--- START ---
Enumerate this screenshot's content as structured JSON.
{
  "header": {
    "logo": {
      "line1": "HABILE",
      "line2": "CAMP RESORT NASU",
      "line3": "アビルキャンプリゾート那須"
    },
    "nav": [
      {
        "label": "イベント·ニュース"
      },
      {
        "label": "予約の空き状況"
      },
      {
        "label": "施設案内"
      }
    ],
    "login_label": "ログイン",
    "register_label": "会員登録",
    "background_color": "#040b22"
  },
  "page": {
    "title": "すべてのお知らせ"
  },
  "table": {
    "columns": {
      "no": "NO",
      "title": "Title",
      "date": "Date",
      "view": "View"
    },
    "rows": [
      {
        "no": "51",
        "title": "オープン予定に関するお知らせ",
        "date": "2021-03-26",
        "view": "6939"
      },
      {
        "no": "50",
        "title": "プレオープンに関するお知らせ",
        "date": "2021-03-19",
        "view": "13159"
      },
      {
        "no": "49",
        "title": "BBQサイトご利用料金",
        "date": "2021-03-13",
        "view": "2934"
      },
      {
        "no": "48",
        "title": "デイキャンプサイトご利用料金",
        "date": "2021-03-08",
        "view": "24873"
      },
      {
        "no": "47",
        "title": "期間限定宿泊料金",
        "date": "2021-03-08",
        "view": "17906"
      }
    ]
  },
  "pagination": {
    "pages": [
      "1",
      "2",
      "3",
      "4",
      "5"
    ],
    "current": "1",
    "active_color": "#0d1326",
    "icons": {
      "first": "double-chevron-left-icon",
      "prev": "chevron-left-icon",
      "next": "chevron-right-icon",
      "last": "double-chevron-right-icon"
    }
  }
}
--- END ---
• Given request: In this exercise, repeat all entries exactly.

• Result:
Enumerate this screenshot's content as structured JSON.
{
  "header": {
    "logo": {
      "line1": "HABILE",
      "line2": "CAMP RESORT NASU",
      "line3": "アビルキャンプリゾート那須"
    },
    "nav": [
      {
        "label": "イベント·ニュース"
      },
      {
        "label": "予約の空き状況"
      },
      {
        "label": "施設案内"
      }
    ],
    "login_label": "ログイン",
    "register_label": "会員登録",
    "background_color": "#040b22"
  },
  "page": {
    "title": "すべてのお知らせ"
  },
  "table": {
    "columns": {
      "no": "NO",
      "title": "Title",
      "date": "Date",
      "view": "View"
    },
    "rows": [
      {
        "no": "51",
        "title": "オープン予定に関するお知らせ",
        "date": "2021-03-26",
        "view": "6939"
      },
      {
        "no": "50",
        "title": "プレオープンに関するお知らせ",
        "date": "2021-03-19",
        "view": "13159"
      },
      {
        "no": "49",
        "title": "BBQサイトご利用料金",
        "date": "2021-03-13",
        "view": "2934"
      },
      {
        "no": "48",
        "title": "デイキャンプサイトご利用料金",
        "date": "2021-03-08",
        "view": "24873"
      },
      {
        "no": "47",
        "title": "期間限定宿泊料金",
        "date": "2021-03-08",
        "view": "17906"
      }
    ]
  },
  "pagination": {
    "pages": [
      "1",
      "2",
      "3",
      "4",
      "5"
    ],
    "current": "1",
    "active_color": "#0d1326",
    "icons": {
      "first": "double-chevron-left-icon",
      "prev": "chevron-left-icon",
      "next": "chevron-right-icon",
      "last": "double-chevron-right-icon"
    }
  }
}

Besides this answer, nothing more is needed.